** Begin SUPPLIED ENTRIES **

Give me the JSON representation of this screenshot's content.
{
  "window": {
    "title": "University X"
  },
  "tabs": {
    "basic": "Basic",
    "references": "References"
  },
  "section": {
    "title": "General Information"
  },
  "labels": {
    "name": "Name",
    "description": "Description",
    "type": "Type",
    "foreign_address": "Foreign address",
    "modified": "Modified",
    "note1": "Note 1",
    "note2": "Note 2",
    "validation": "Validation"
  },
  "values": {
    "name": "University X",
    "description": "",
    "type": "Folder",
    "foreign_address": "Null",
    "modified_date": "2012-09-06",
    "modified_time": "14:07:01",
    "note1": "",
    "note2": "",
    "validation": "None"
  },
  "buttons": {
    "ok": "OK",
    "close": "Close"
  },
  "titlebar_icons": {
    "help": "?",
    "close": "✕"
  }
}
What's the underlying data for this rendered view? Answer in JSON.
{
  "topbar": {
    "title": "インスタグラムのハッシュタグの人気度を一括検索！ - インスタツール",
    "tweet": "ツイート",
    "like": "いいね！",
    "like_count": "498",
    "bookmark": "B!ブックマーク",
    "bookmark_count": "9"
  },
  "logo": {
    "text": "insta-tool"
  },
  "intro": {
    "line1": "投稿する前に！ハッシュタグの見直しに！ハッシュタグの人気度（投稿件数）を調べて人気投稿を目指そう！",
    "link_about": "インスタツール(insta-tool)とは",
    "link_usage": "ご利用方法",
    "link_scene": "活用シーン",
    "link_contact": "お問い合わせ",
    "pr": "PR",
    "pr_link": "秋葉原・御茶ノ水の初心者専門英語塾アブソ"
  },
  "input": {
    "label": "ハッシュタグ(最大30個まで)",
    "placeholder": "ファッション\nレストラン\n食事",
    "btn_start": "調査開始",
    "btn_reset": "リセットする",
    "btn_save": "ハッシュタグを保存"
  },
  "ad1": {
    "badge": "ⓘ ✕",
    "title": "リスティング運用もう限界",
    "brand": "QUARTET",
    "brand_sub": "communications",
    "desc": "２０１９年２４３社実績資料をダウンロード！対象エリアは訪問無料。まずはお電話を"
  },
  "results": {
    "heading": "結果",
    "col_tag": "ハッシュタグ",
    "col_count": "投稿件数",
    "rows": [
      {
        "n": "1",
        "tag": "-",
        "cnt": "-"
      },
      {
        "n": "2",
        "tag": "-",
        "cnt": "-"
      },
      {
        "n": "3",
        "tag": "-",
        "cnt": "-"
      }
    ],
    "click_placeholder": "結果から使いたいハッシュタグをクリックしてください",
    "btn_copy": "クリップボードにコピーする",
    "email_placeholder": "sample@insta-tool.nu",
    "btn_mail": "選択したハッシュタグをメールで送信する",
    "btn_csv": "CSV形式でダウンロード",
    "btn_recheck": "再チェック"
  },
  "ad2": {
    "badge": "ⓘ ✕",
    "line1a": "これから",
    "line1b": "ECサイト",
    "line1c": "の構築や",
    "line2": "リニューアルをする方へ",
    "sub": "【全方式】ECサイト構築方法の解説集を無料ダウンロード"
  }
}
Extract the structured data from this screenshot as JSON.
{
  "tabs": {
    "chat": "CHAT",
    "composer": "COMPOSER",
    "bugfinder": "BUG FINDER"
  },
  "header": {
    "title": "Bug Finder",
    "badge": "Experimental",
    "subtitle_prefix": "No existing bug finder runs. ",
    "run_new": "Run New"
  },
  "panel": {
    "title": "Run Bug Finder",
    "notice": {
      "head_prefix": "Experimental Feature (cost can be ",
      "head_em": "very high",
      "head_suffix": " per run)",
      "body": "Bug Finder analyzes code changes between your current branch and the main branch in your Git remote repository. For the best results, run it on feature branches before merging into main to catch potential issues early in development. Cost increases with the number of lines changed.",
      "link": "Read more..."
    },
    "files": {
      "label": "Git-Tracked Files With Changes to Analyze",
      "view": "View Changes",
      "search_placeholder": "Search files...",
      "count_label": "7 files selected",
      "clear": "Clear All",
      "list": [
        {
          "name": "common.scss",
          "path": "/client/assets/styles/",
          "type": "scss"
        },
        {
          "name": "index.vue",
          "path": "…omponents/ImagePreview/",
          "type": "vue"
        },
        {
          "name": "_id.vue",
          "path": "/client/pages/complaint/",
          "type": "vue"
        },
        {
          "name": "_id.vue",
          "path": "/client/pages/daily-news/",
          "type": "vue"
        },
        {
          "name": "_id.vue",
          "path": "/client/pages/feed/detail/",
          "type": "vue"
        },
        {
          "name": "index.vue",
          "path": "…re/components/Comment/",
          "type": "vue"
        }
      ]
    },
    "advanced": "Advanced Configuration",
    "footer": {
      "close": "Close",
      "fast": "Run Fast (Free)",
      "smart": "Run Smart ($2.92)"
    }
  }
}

** End SUPPLIED ENTRIES **

YOUR TASK
Pick out all the lines with the word "insta" in them and copy them.

SOLUTION TO THIS TASK
    "text": "insta-tool"
    "link_about": "インスタツール(insta-tool)とは",
    "email_placeholder": "sample@insta-tool.nu",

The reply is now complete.